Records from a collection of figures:
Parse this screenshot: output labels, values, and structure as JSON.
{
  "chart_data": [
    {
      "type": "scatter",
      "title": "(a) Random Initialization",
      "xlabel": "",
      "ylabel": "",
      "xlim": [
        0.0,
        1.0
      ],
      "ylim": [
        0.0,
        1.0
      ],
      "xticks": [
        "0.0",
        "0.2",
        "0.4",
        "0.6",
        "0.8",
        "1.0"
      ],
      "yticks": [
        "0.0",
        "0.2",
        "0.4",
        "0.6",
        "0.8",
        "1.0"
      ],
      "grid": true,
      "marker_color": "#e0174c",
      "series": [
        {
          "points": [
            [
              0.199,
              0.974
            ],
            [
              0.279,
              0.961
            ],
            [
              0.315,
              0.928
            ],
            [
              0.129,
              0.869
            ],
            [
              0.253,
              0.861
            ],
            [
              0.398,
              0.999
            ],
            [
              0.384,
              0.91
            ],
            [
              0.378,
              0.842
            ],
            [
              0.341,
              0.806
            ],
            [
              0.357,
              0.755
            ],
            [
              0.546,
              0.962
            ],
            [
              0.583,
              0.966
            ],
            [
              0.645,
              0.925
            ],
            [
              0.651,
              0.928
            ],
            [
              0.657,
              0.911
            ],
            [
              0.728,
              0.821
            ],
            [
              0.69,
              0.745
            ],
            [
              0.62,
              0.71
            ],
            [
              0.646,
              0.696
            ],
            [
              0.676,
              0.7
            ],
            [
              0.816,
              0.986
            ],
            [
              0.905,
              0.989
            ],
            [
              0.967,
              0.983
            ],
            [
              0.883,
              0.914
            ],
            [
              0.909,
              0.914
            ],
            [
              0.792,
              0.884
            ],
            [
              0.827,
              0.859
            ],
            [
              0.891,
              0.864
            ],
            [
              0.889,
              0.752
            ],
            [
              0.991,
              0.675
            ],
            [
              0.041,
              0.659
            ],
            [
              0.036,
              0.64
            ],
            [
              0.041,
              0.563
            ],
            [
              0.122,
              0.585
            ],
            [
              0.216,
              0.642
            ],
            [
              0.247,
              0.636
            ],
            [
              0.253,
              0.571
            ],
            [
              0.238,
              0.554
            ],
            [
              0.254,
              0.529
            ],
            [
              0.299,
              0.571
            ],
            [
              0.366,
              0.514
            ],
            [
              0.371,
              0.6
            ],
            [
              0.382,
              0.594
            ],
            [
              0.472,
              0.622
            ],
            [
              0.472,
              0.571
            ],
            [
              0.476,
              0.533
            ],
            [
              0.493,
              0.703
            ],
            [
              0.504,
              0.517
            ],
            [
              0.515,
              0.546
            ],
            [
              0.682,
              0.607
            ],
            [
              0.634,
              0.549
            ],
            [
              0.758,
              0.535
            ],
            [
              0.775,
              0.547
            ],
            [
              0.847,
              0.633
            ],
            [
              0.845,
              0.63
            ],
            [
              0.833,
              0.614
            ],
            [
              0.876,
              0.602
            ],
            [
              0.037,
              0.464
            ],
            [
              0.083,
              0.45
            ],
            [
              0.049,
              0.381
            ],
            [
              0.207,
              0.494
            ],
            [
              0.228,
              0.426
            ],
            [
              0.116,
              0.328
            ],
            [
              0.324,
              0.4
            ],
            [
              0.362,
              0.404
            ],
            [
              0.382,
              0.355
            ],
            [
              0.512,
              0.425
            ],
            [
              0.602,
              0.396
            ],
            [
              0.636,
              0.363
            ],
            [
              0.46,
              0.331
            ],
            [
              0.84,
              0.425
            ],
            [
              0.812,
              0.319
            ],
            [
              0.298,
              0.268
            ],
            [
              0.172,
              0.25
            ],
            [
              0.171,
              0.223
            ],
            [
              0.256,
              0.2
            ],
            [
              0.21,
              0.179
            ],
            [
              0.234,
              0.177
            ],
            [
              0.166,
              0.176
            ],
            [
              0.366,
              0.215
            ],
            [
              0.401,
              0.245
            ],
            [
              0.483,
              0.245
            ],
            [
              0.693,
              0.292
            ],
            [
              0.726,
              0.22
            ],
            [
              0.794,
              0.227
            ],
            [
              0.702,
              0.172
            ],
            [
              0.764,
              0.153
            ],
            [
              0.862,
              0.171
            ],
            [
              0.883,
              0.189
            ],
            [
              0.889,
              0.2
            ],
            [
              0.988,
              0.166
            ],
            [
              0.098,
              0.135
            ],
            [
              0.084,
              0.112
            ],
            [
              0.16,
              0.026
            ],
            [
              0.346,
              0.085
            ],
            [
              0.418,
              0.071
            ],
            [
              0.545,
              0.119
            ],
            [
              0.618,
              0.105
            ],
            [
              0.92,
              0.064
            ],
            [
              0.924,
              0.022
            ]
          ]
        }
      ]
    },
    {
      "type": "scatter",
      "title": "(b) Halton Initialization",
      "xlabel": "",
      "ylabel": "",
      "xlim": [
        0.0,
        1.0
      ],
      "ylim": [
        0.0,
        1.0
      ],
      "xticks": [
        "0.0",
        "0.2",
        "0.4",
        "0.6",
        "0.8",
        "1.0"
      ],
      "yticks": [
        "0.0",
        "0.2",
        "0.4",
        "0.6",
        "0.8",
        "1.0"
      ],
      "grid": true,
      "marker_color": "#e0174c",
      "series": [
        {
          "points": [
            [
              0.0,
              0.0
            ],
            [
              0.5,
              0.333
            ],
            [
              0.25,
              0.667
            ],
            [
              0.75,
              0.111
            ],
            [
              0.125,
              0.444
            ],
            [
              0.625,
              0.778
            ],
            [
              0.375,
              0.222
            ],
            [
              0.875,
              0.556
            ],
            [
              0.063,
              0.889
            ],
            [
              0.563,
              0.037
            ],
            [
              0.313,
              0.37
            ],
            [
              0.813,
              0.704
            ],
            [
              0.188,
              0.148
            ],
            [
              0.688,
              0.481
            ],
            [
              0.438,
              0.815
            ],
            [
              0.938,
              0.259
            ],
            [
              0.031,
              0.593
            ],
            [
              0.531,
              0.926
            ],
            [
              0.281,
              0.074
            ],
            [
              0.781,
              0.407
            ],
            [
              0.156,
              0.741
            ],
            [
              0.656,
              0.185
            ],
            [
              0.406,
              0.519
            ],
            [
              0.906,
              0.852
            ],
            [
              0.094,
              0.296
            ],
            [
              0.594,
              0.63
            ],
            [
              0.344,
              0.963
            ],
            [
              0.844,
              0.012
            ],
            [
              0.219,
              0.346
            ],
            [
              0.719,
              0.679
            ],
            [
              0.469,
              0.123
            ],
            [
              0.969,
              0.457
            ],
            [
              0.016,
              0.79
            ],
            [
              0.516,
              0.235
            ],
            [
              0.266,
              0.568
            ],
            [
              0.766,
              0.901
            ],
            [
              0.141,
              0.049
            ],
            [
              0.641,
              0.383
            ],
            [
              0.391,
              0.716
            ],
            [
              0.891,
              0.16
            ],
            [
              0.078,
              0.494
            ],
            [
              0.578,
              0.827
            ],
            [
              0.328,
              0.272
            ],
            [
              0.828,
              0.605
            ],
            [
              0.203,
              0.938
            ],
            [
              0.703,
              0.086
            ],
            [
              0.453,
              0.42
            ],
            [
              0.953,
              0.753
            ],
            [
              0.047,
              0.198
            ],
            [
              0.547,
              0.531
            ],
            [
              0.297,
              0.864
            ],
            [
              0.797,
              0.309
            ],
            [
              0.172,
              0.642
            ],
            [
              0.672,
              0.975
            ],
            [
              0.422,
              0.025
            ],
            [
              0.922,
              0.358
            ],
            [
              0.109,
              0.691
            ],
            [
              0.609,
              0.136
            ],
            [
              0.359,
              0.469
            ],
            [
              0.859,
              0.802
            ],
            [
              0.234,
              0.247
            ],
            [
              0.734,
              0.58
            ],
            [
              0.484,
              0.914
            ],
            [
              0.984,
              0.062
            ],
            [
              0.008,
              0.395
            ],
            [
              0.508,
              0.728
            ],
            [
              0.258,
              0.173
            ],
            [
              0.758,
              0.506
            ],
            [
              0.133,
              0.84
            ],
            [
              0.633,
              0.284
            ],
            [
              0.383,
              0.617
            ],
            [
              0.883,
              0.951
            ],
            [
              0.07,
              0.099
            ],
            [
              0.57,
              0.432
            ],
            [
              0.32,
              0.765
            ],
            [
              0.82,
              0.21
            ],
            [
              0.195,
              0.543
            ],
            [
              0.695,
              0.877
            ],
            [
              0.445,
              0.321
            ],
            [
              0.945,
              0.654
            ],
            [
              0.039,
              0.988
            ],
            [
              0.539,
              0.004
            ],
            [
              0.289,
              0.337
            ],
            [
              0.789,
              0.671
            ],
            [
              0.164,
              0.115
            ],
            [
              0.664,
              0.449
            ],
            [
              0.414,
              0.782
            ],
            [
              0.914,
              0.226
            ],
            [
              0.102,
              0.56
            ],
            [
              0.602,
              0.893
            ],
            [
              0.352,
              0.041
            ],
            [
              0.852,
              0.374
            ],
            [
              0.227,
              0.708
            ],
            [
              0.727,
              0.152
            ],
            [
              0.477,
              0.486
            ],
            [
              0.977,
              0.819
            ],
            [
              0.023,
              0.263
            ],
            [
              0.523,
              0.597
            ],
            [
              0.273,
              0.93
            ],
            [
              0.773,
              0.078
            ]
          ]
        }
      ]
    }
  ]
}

PROBLEM DETAILS
Scan the material above for the word "title". Copy each line where it occurs.

RESPONSE TO THE EXERCISE
      "title": "(a) Random Initialization",
      "title": "(b) Halton Initialization",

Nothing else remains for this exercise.